- [INPUT FOR THIS TASK]
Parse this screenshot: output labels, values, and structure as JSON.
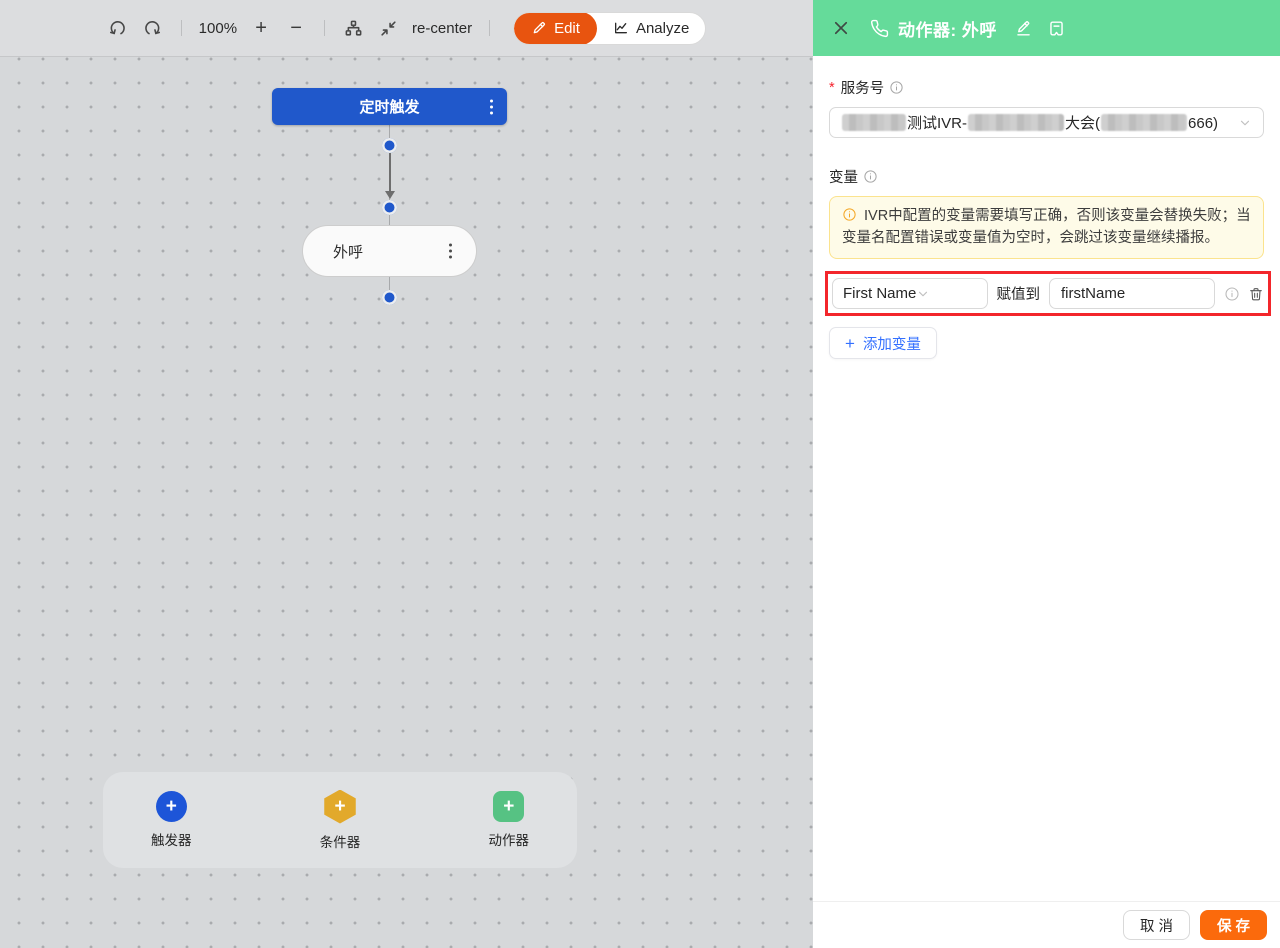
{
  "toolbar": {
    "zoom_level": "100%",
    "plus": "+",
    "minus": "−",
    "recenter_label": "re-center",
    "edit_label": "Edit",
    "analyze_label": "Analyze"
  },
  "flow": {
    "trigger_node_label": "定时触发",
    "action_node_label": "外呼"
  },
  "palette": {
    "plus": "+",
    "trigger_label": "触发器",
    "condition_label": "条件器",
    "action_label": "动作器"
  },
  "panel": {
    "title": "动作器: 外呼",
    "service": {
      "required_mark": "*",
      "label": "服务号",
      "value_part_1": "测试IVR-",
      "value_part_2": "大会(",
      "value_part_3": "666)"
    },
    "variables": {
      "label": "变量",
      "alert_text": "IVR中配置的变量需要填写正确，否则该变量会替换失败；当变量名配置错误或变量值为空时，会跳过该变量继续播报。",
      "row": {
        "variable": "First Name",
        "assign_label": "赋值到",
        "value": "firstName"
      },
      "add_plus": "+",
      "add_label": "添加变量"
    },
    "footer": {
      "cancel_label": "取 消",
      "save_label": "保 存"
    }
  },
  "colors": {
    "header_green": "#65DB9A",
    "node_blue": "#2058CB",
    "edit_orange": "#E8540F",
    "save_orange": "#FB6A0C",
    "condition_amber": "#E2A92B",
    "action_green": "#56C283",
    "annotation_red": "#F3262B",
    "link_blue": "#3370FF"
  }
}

...

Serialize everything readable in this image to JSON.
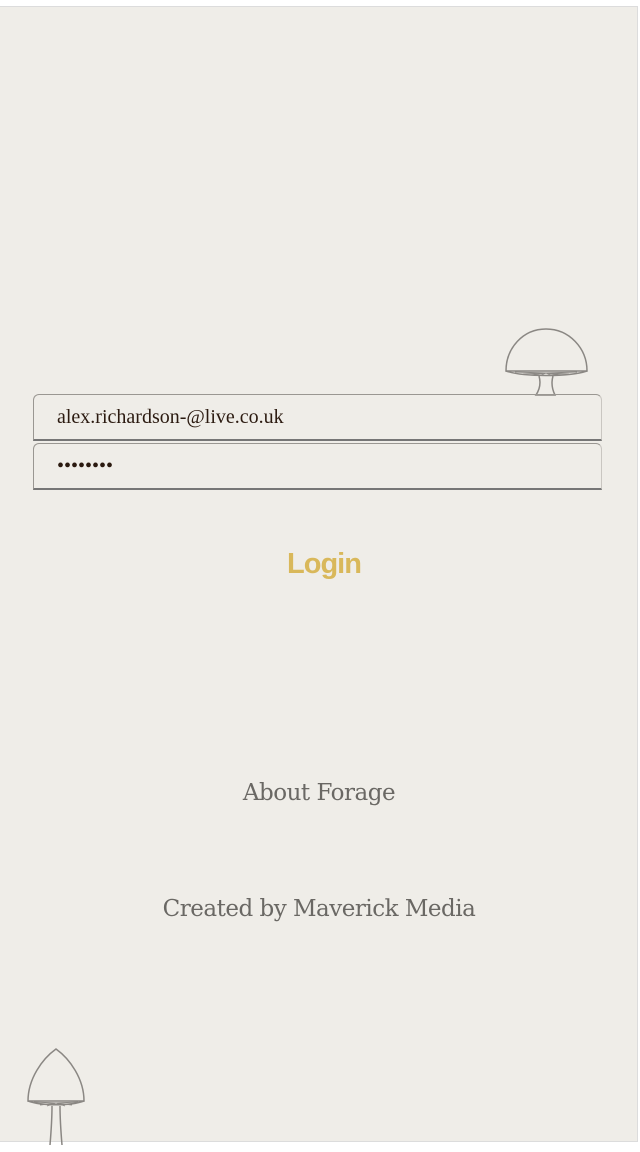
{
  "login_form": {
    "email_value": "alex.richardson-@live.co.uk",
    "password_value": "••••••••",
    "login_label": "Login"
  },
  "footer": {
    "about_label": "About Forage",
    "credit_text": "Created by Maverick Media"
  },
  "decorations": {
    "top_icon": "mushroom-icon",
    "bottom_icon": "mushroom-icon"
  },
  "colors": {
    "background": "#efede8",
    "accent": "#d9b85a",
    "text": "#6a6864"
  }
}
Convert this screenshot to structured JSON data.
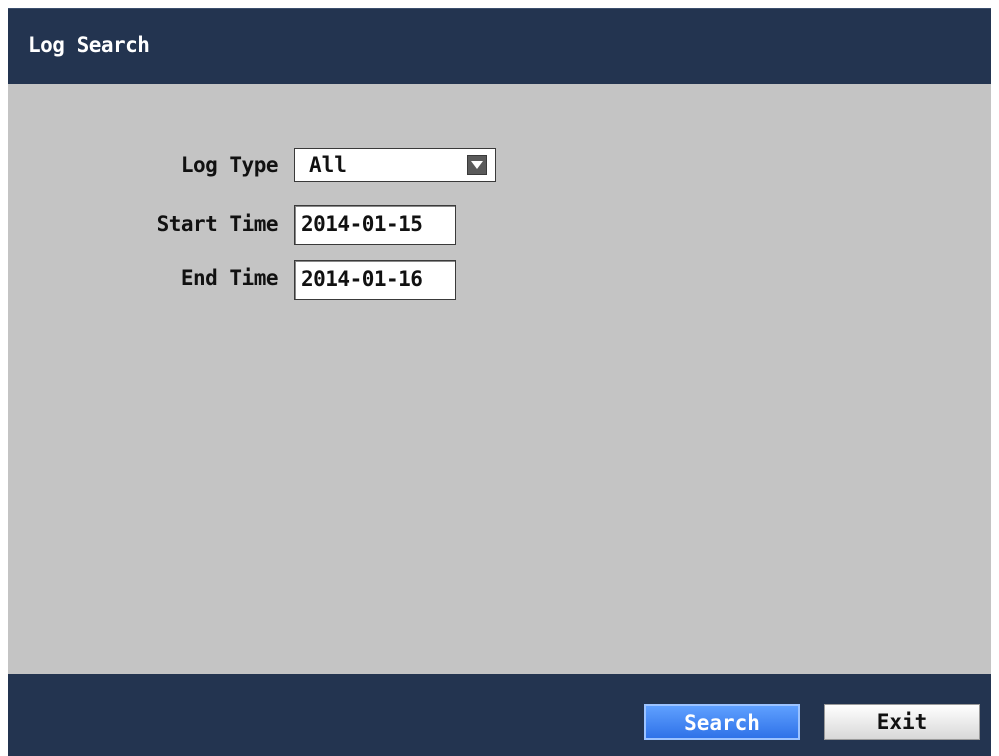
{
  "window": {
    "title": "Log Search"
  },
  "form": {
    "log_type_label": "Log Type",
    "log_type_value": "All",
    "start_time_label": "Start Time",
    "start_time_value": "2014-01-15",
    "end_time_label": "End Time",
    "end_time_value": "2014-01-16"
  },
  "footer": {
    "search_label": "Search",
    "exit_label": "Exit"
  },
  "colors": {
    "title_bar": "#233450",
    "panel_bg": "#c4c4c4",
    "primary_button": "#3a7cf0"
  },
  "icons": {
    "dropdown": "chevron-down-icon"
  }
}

---

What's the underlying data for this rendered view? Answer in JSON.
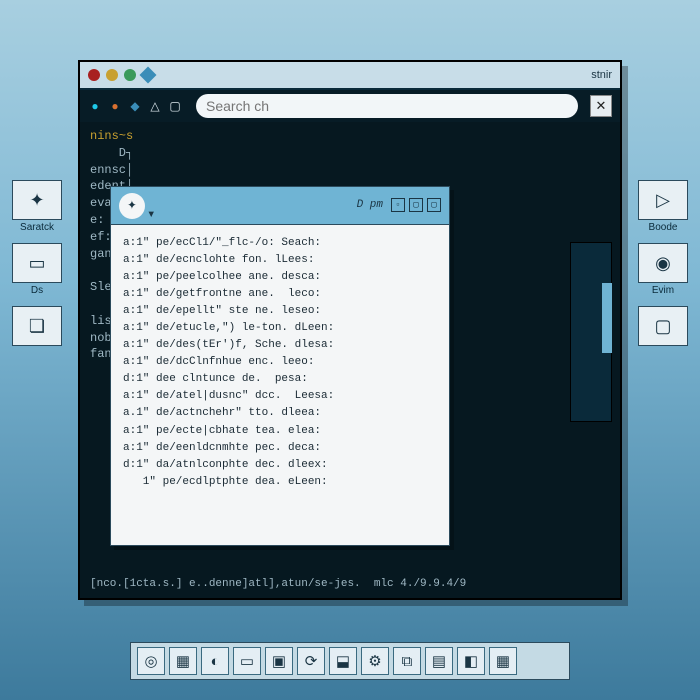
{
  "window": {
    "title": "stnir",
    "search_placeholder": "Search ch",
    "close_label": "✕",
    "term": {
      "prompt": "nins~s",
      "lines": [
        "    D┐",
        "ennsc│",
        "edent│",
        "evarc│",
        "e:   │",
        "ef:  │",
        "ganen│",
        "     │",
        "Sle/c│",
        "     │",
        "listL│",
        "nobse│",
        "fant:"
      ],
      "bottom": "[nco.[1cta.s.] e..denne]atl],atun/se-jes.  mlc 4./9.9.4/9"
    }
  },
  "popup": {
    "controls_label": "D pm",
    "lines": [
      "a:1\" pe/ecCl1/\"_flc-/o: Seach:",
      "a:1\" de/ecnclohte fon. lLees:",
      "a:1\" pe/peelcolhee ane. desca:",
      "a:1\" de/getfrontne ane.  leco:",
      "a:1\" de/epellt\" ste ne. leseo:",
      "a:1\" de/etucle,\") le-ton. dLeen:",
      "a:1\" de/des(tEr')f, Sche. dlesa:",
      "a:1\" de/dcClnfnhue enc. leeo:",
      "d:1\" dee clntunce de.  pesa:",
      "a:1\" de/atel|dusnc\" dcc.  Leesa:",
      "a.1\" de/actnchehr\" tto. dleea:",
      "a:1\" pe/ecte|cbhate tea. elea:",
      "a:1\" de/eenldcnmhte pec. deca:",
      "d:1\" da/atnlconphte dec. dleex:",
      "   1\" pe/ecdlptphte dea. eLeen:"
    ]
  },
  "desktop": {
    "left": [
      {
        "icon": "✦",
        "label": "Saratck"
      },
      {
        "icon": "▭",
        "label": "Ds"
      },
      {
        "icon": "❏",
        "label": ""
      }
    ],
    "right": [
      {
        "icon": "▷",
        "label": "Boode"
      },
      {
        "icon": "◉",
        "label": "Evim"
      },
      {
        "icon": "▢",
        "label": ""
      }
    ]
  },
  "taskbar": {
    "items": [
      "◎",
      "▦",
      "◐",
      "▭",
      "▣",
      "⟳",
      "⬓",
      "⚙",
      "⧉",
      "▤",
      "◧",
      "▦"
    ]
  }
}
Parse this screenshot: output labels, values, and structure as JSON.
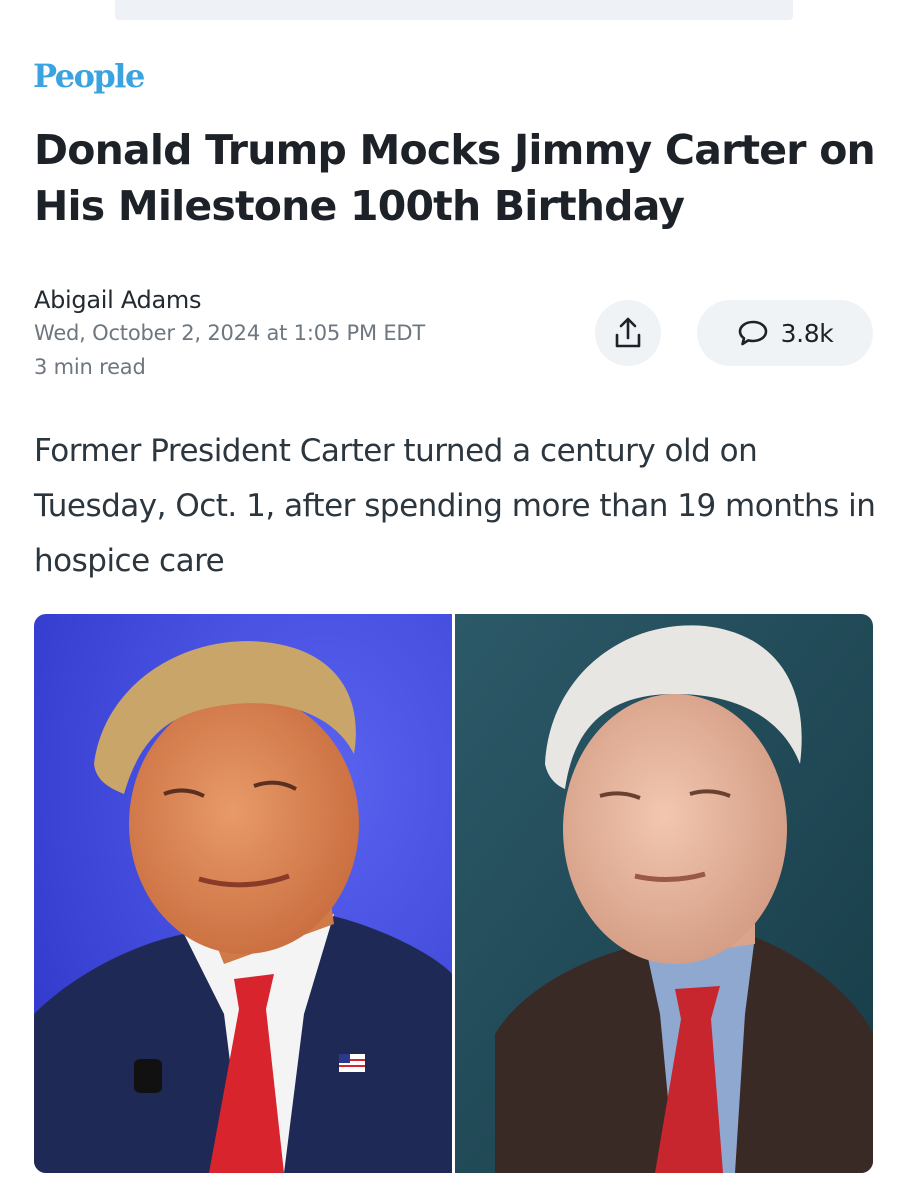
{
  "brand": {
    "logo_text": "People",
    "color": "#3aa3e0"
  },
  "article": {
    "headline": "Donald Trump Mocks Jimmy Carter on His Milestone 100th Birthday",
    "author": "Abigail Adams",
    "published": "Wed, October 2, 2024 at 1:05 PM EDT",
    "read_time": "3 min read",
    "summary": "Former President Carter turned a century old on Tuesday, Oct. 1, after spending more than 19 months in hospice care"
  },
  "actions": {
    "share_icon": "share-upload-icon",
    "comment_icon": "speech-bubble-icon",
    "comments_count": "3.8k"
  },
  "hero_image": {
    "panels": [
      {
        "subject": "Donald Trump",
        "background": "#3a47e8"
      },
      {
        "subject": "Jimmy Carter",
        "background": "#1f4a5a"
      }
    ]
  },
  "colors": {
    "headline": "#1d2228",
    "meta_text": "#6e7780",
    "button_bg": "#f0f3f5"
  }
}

- [PROMPT] Check every line of the material for the string "background" and give the number of lines that have it, without anything else.

- [RESPONSE TO THE EXERCISE] 3